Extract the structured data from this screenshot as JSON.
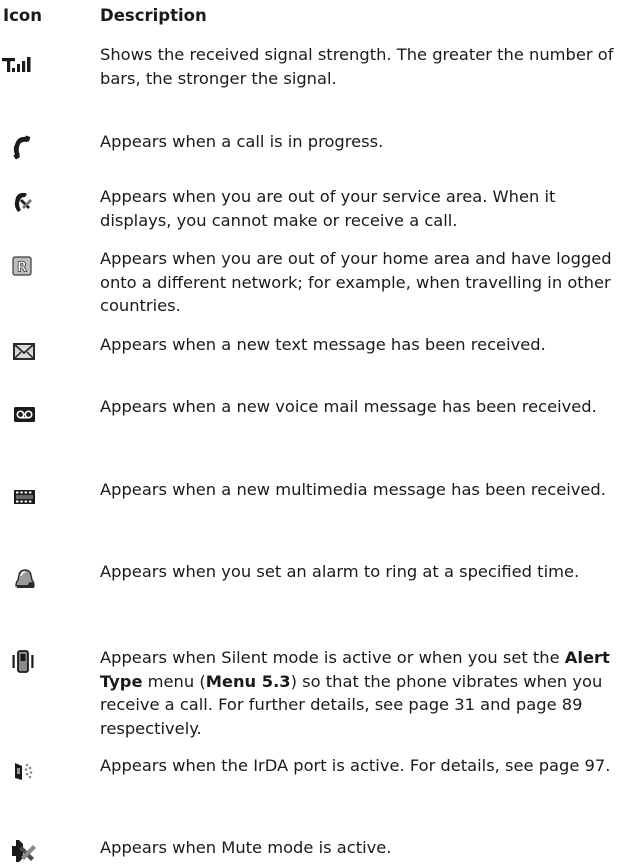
{
  "header": {
    "icon_label": "Icon",
    "description_label": "Description"
  },
  "rows": [
    {
      "icon": "signal-strength-icon",
      "parts": [
        "Shows the received signal strength. The greater the number of bars, the stronger the signal."
      ]
    },
    {
      "icon": "call-in-progress-icon",
      "parts": [
        "Appears when a call is in progress."
      ]
    },
    {
      "icon": "no-service-icon",
      "parts": [
        "Appears when you are out of your service area. When it displays, you cannot make or receive a call."
      ]
    },
    {
      "icon": "roaming-icon",
      "parts": [
        "Appears when you are out of your home area and have logged onto a different network; for example, when travelling in other countries."
      ]
    },
    {
      "icon": "text-message-icon",
      "parts": [
        "Appears when a new text message has been received."
      ]
    },
    {
      "icon": "voice-mail-icon",
      "parts": [
        "Appears when a new voice mail message has been received."
      ]
    },
    {
      "icon": "multimedia-message-icon",
      "parts": [
        "Appears when a new multimedia message has been received."
      ]
    },
    {
      "icon": "alarm-icon",
      "parts": [
        "Appears when you set an alarm to ring at a specified time."
      ]
    },
    {
      "icon": "vibration-icon",
      "parts": [
        "Appears when Silent mode is active or when you set the ",
        "Alert Type",
        " menu (",
        "Menu 5.3",
        ") so that the phone vibrates when you receive a call. For further details, see page 31 and page 89 respectively."
      ]
    },
    {
      "icon": "irda-icon",
      "parts": [
        "Appears when the IrDA port is active. For details, see page 97."
      ]
    },
    {
      "icon": "mute-icon",
      "parts": [
        "Appears when Mute mode is active."
      ]
    }
  ]
}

==================================================

▶ Short problem
Using the listing above, return all lines where the word "mode" occurs.

▶ Solution to the problem
        "Appears when Silent mode is active or when you set the ",
        "Appears when Mute mode is active."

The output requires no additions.